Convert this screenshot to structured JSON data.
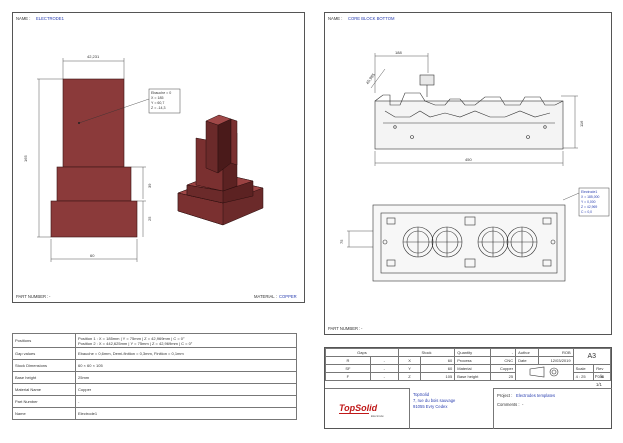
{
  "left_view": {
    "name_label": "NAME :",
    "name_value": "ELECTRODE1",
    "part_number_label": "PART NUMBER :",
    "part_number_value": "-",
    "material_label": "MATERIAL :",
    "material_value": "COPPER",
    "dims": {
      "top_width": "42,231",
      "height": "165",
      "bottom_width": "60",
      "step1": "39",
      "step2": "25"
    },
    "callout": [
      "Ebauche = 0",
      "X = 185",
      "Y = 60,7",
      "Z = -14,3"
    ]
  },
  "right_view": {
    "name_label": "NAME :",
    "name_value": "CORE BLOCK BOTTOM",
    "part_number_label": "PART NUMBER :",
    "part_number_value": "-",
    "dims": {
      "top_offset": "188",
      "angle": "45,985",
      "height": "116",
      "width": "450",
      "left_offset": "75"
    },
    "callout": [
      "Electrode1",
      "X = 185,000",
      "Y = 0,000",
      "Z = 42,969",
      "C = 0,0"
    ]
  },
  "properties_table": [
    {
      "label": "Positions",
      "value": "Position 1 : X = 185mm | Y = 75mm | Z = 42,969mm | C = 0°\nPosition 2 : X = 442,625mm | Y = 75mm | Z = 42,969mm | C = 0°"
    },
    {
      "label": "Gap values",
      "value": "Ebauche = 0,6mm, Demi-finition = 0,3mm, Finition = 0,1mm"
    },
    {
      "label": "Stock Dimensions",
      "value": "60 × 60 × 105"
    },
    {
      "label": "Base height",
      "value": "25mm"
    },
    {
      "label": "Material Name",
      "value": "Copper"
    },
    {
      "label": "Part Number",
      "value": "-"
    },
    {
      "label": "Name",
      "value": "Electrode1"
    }
  ],
  "title_block": {
    "gaps_header": "Gaps",
    "stock_header": "Stock",
    "quantity_label": "Quantity",
    "quantity_value": "-",
    "author_label": "Author",
    "author_value": "ROB",
    "sheet_size": "A3",
    "gaps": [
      {
        "k": "R",
        "v": "-",
        "axis": "X",
        "stock": "60"
      },
      {
        "k": "SF",
        "v": "-",
        "axis": "Y",
        "stock": "60"
      },
      {
        "k": "F",
        "v": "-",
        "axis": "Z",
        "stock": "105"
      }
    ],
    "process_label": "Process",
    "process_value": "CNC",
    "date_label": "Date",
    "date_value": "12/03/2019",
    "material_label": "Material",
    "material_value": "Copper",
    "scale_label": "Scale",
    "scale_value": "4 : 25",
    "rev_label": "Rev",
    "rev_value": "A",
    "folio_label": "Folio",
    "folio_value": "1/1",
    "base_height_label": "Base height",
    "base_height_value": "25",
    "logo_text": "TopSolid",
    "logo_sub": "Electrode",
    "company_lines": [
      "TopSolid",
      "7, rue du bois sauvage",
      "91055 Evry Cedex"
    ],
    "project_label": "Project :",
    "project_value": "Electrodes templates",
    "comments_label": "Comments :",
    "comments_value": "-"
  },
  "colors": {
    "body": "#8b3a3a",
    "body_light": "#a04848",
    "body_dark": "#5c2222",
    "blue_text": "#2a3fb0"
  }
}
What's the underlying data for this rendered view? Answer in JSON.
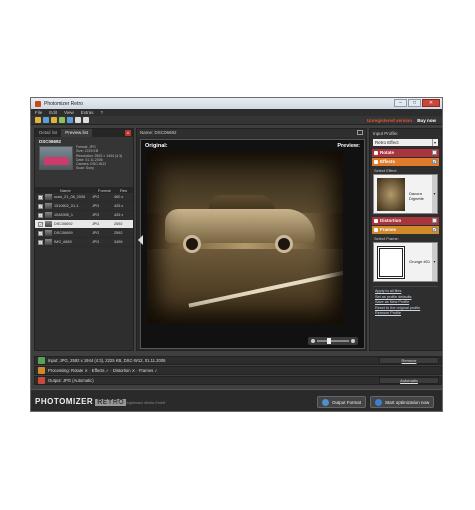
{
  "window": {
    "title": "Photomizer Retro",
    "controls": [
      "–",
      "□",
      "✕"
    ]
  },
  "menu": [
    "File",
    "Edit",
    "View",
    "Extras",
    "?"
  ],
  "promo": {
    "register": "Unregistered version",
    "buy": "Buy now"
  },
  "left": {
    "tabs": [
      "Detail list",
      "Preview list"
    ],
    "close": "x",
    "selected_file": "DSC06692",
    "meta": [
      "Format: JPG",
      "Size: 2225 KB",
      "Resolution: 2592 × 1944 (4:3)",
      "Date: 01.11.2006",
      "Camera: DSC-W12",
      "Scan: Sony"
    ],
    "columns": [
      "Name",
      "Format",
      "Res"
    ],
    "rows": [
      {
        "name": "scan_21_08_2006",
        "format": "JPG",
        "res": "460 x"
      },
      {
        "name": "1510602_01-1",
        "format": "JPG",
        "res": "425 x"
      },
      {
        "name": "1548398_1",
        "format": "JPG",
        "res": "425 x"
      },
      {
        "name": "DSC06692",
        "format": "JPG",
        "res": "2592",
        "selected": true
      },
      {
        "name": "DSC06699",
        "format": "JPG",
        "res": "2592"
      },
      {
        "name": "IMG_6869",
        "format": "JPG",
        "res": "3456"
      }
    ]
  },
  "center": {
    "name_label": "Name: DSC06692",
    "original": "Original:",
    "preview": "Preview:"
  },
  "right": {
    "input_profile_label": "Input Profile:",
    "profile_value": "Retro Effect",
    "sections": {
      "rotate": "Rotate",
      "effects": "Effects",
      "distortion": "Distortion",
      "frames": "Frames"
    },
    "select_effect": "Select Effect:",
    "effect_name": "Dacora Dignette",
    "select_frame": "Select Frame:",
    "frame_name": "Grunge #01",
    "links": [
      "Apply to all files",
      "Set as profile defaults",
      "Save as New Profile",
      "Reset to the original profile",
      "Remove Profile"
    ]
  },
  "info": {
    "input": "Input: JPG, 2592 x 1944 (4:3), 2225 KB, DSC-W12, 01.11.2006",
    "input_action": "Remove",
    "processing": "Processing: Rotate ✕ · Effects ✓ · Distortion ✕ · Frames ✓",
    "output": "Output: JPG (Automatic)",
    "output_action": "Automatic"
  },
  "footer": {
    "logo": "PHOTOMIZER",
    "logo_tag": "RETRO",
    "copyright": "Copyright © Engelmann Media GmbH",
    "output_format": "Output Format",
    "start": "Start optimization now"
  },
  "colors": {
    "accent": "#e07b2c",
    "red": "#a8343d",
    "link": "#cdd6e0"
  }
}
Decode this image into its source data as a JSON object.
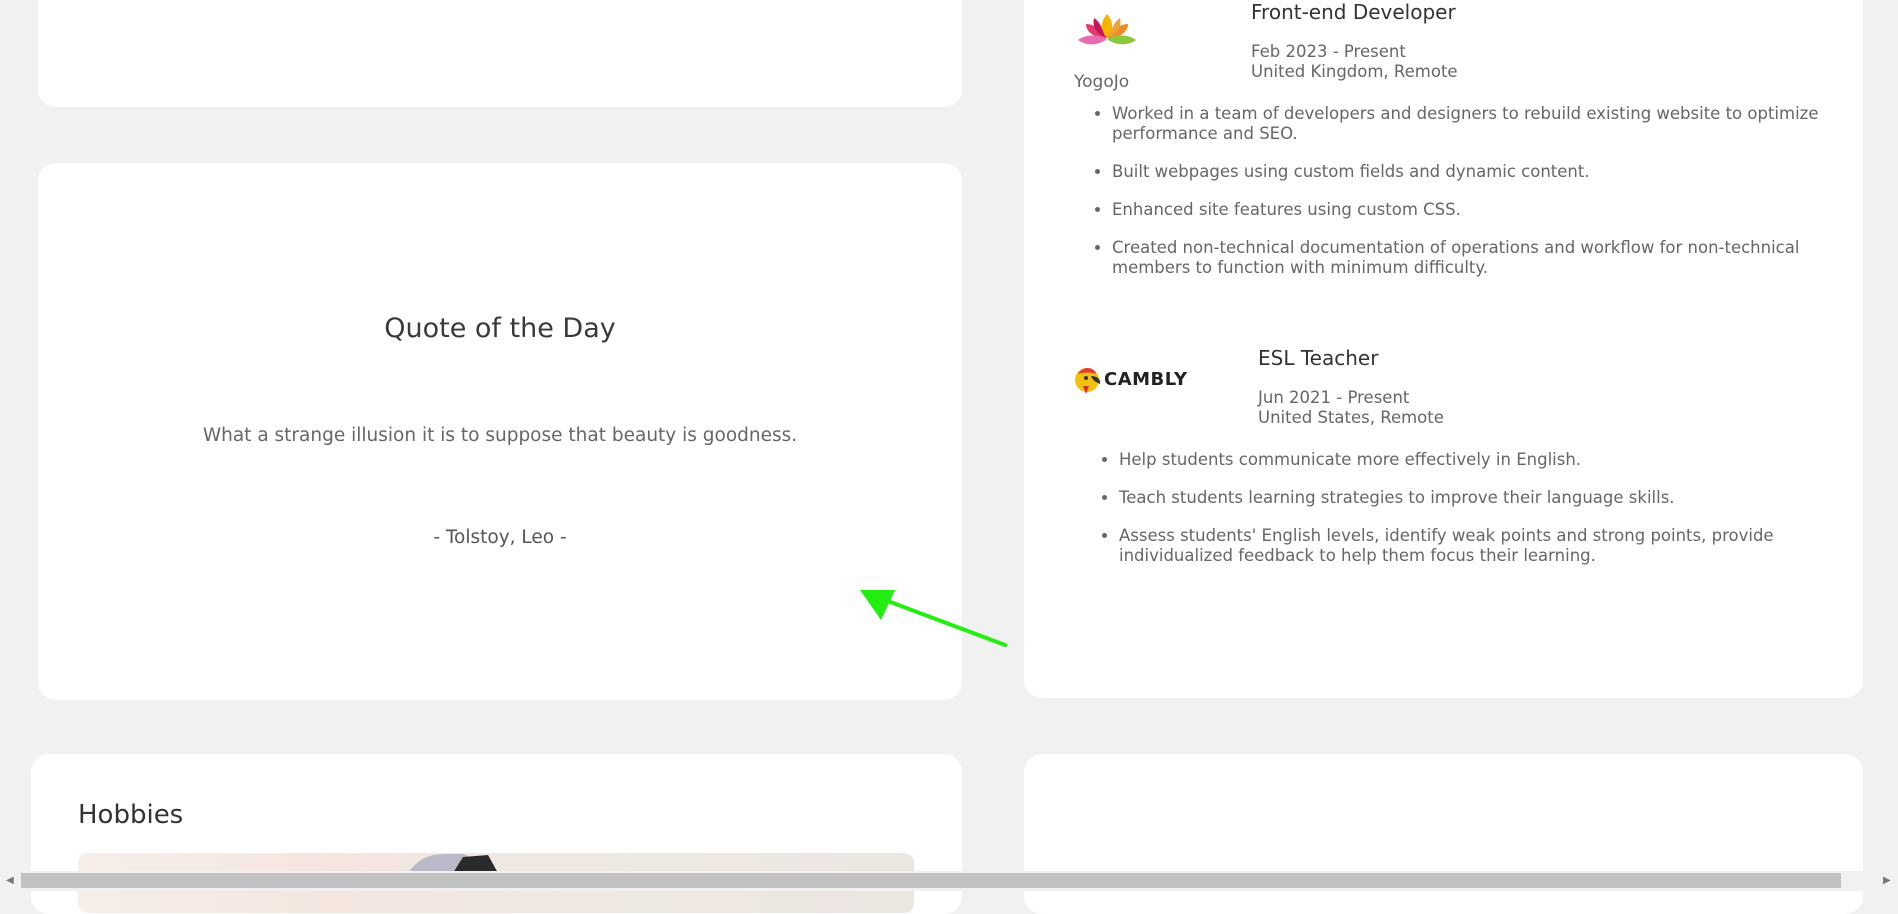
{
  "quote_card": {
    "title": "Quote of the Day",
    "text": "What a strange illusion it is to suppose that beauty is goodness.",
    "author": "- Tolstoy, Leo -"
  },
  "experience": {
    "jobs": [
      {
        "logo_icon": "yogojo-lotus-logo",
        "logo_text": "YogoJo",
        "title": "Front-end Developer",
        "dates": "Feb 2023 - Present",
        "location": "United Kingdom, Remote",
        "bullets": [
          "Worked in a team of developers and designers to rebuild existing website to optimize performance and SEO.",
          "Built webpages using custom fields and dynamic content.",
          "Enhanced site features using custom CSS.",
          "Created non-technical documentation of operations and workflow for non-technical members to function with minimum difficulty."
        ]
      },
      {
        "logo_icon": "cambly-parrot-logo",
        "logo_text": "CAMBLY",
        "title": "ESL Teacher",
        "dates": "Jun 2021 - Present",
        "location": "United States, Remote",
        "bullets": [
          "Help students communicate more effectively in English.",
          "Teach students learning strategies to improve their language skills.",
          "Assess students' English levels, identify weak points and strong points, provide individualized feedback to help them focus their learning."
        ]
      }
    ]
  },
  "hobbies": {
    "title": "Hobbies"
  },
  "annotation": {
    "arrow_color": "#22ee11",
    "arrow_icon": "pointer-arrow-icon"
  },
  "scrollbar": {
    "left_arrow": "◀",
    "right_arrow": "▶"
  }
}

**REQUIRED TASK:** The records above must be transcribed exactly. Pictures are left out of the copy.

**TASK RESULT:**
Convert this screenshot to structured JSON data.
{
  "left_view": {
    "name_label": "NAME :",
    "name_value": "ELECTRODE1",
    "part_number_label": "PART NUMBER :",
    "part_number_value": "-",
    "material_label": "MATERIAL :",
    "material_value": "COPPER",
    "dims": {
      "top_width": "42,231",
      "height": "165",
      "bottom_width": "60",
      "step1": "39",
      "step2": "25"
    },
    "callout": [
      "Ebauche = 0",
      "X = 185",
      "Y = 60,7",
      "Z = -14,3"
    ]
  },
  "right_view": {
    "name_label": "NAME :",
    "name_value": "CORE BLOCK BOTTOM",
    "part_number_label": "PART NUMBER :",
    "part_number_value": "-",
    "dims": {
      "top_offset": "188",
      "angle": "45,985",
      "height": "116",
      "width": "450",
      "left_offset": "75"
    },
    "callout": [
      "Electrode1",
      "X = 185,000",
      "Y = 0,000",
      "Z = 42,969",
      "C = 0,0"
    ]
  },
  "properties_table": [
    {
      "label": "Positions",
      "value": "Position 1 : X = 185mm | Y = 75mm | Z = 42,969mm | C = 0°\nPosition 2 : X = 442,625mm | Y = 75mm | Z = 42,969mm | C = 0°"
    },
    {
      "label": "Gap values",
      "value": "Ebauche = 0,6mm, Demi-finition = 0,3mm, Finition = 0,1mm"
    },
    {
      "label": "Stock Dimensions",
      "value": "60 × 60 × 105"
    },
    {
      "label": "Base height",
      "value": "25mm"
    },
    {
      "label": "Material Name",
      "value": "Copper"
    },
    {
      "label": "Part Number",
      "value": "-"
    },
    {
      "label": "Name",
      "value": "Electrode1"
    }
  ],
  "title_block": {
    "gaps_header": "Gaps",
    "stock_header": "Stock",
    "quantity_label": "Quantity",
    "quantity_value": "-",
    "author_label": "Author",
    "author_value": "ROB",
    "sheet_size": "A3",
    "gaps": [
      {
        "k": "R",
        "v": "-",
        "axis": "X",
        "stock": "60"
      },
      {
        "k": "SF",
        "v": "-",
        "axis": "Y",
        "stock": "60"
      },
      {
        "k": "F",
        "v": "-",
        "axis": "Z",
        "stock": "105"
      }
    ],
    "process_label": "Process",
    "process_value": "CNC",
    "date_label": "Date",
    "date_value": "12/03/2019",
    "material_label": "Material",
    "material_value": "Copper",
    "scale_label": "Scale",
    "scale_value": "4 : 25",
    "rev_label": "Rev",
    "rev_value": "A",
    "folio_label": "Folio",
    "folio_value": "1/1",
    "base_height_label": "Base height",
    "base_height_value": "25",
    "logo_text": "TopSolid",
    "logo_sub": "Electrode",
    "company_lines": [
      "TopSolid",
      "7, rue du bois sauvage",
      "91055 Evry Cedex"
    ],
    "project_label": "Project :",
    "project_value": "Electrodes templates",
    "comments_label": "Comments :",
    "comments_value": "-"
  },
  "colors": {
    "body": "#8b3a3a",
    "body_light": "#a04848",
    "body_dark": "#5c2222",
    "blue_text": "#2a3fb0"
  }
}
What's the underlying data for this rendered view? Answer in JSON.
{
  "window": {
    "title": "Photomizer Retro",
    "controls": [
      "–",
      "□",
      "✕"
    ]
  },
  "menu": [
    "File",
    "Edit",
    "View",
    "Extras",
    "?"
  ],
  "promo": {
    "register": "Unregistered version",
    "buy": "Buy now"
  },
  "left": {
    "tabs": [
      "Detail list",
      "Preview list"
    ],
    "close": "x",
    "selected_file": "DSC06692",
    "meta": [
      "Format: JPG",
      "Size: 2225 KB",
      "Resolution: 2592 × 1944 (4:3)",
      "Date: 01.11.2006",
      "Camera: DSC-W12",
      "Scan: Sony"
    ],
    "columns": [
      "Name",
      "Format",
      "Res"
    ],
    "rows": [
      {
        "name": "scan_21_08_2006",
        "format": "JPG",
        "res": "460 x"
      },
      {
        "name": "1510602_01-1",
        "format": "JPG",
        "res": "425 x"
      },
      {
        "name": "1548398_1",
        "format": "JPG",
        "res": "425 x"
      },
      {
        "name": "DSC06692",
        "format": "JPG",
        "res": "2592",
        "selected": true
      },
      {
        "name": "DSC06699",
        "format": "JPG",
        "res": "2592"
      },
      {
        "name": "IMG_6869",
        "format": "JPG",
        "res": "3456"
      }
    ]
  },
  "center": {
    "name_label": "Name: DSC06692",
    "original": "Original:",
    "preview": "Preview:"
  },
  "right": {
    "input_profile_label": "Input Profile:",
    "profile_value": "Retro Effect",
    "sections": {
      "rotate": "Rotate",
      "effects": "Effects",
      "distortion": "Distortion",
      "frames": "Frames"
    },
    "select_effect": "Select Effect:",
    "effect_name": "Dacora Dignette",
    "select_frame": "Select Frame:",
    "frame_name": "Grunge #01",
    "links": [
      "Apply to all files",
      "Set as profile defaults",
      "Save as New Profile",
      "Reset to the original profile",
      "Remove Profile"
    ]
  },
  "info": {
    "input": "Input: JPG, 2592 x 1944 (4:3), 2225 KB, DSC-W12, 01.11.2006",
    "input_action": "Remove",
    "processing": "Processing: Rotate ✕ · Effects ✓ · Distortion ✕ · Frames ✓",
    "output": "Output: JPG (Automatic)",
    "output_action": "Automatic"
  },
  "footer": {
    "logo": "PHOTOMIZER",
    "logo_tag": "RETRO",
    "copyright": "Copyright © Engelmann Media GmbH",
    "output_format": "Output Format",
    "start": "Start optimization now"
  },
  "colors": {
    "accent": "#e07b2c",
    "red": "#a8343d",
    "link": "#cdd6e0"
  }
}
Decode this image into its source data as a JSON object.
{
  "quote_card": {
    "title": "Quote of the Day",
    "text": "What a strange illusion it is to suppose that beauty is goodness.",
    "author": "- Tolstoy, Leo -"
  },
  "experience": {
    "jobs": [
      {
        "logo_icon": "yogojo-lotus-logo",
        "logo_text": "YogoJo",
        "title": "Front-end Developer",
        "dates": "Feb 2023 - Present",
        "location": "United Kingdom, Remote",
        "bullets": [
          "Worked in a team of developers and designers to rebuild existing website to optimize performance and SEO.",
          "Built webpages using custom fields and dynamic content.",
          "Enhanced site features using custom CSS.",
          "Created non-technical documentation of operations and workflow for non-technical members to function with minimum difficulty."
        ]
      },
      {
        "logo_icon": "cambly-parrot-logo",
        "logo_text": "CAMBLY",
        "title": "ESL Teacher",
        "dates": "Jun 2021 - Present",
        "location": "United States, Remote",
        "bullets": [
          "Help students communicate more effectively in English.",
          "Teach students learning strategies to improve their language skills.",
          "Assess students' English levels, identify weak points and strong points, provide individualized feedback to help them focus their learning."
        ]
      }
    ]
  },
  "hobbies": {
    "title": "Hobbies"
  },
  "annotation": {
    "arrow_color": "#22ee11",
    "arrow_icon": "pointer-arrow-icon"
  },
  "scrollbar": {
    "left_arrow": "◀",
    "right_arrow": "▶"
  }
}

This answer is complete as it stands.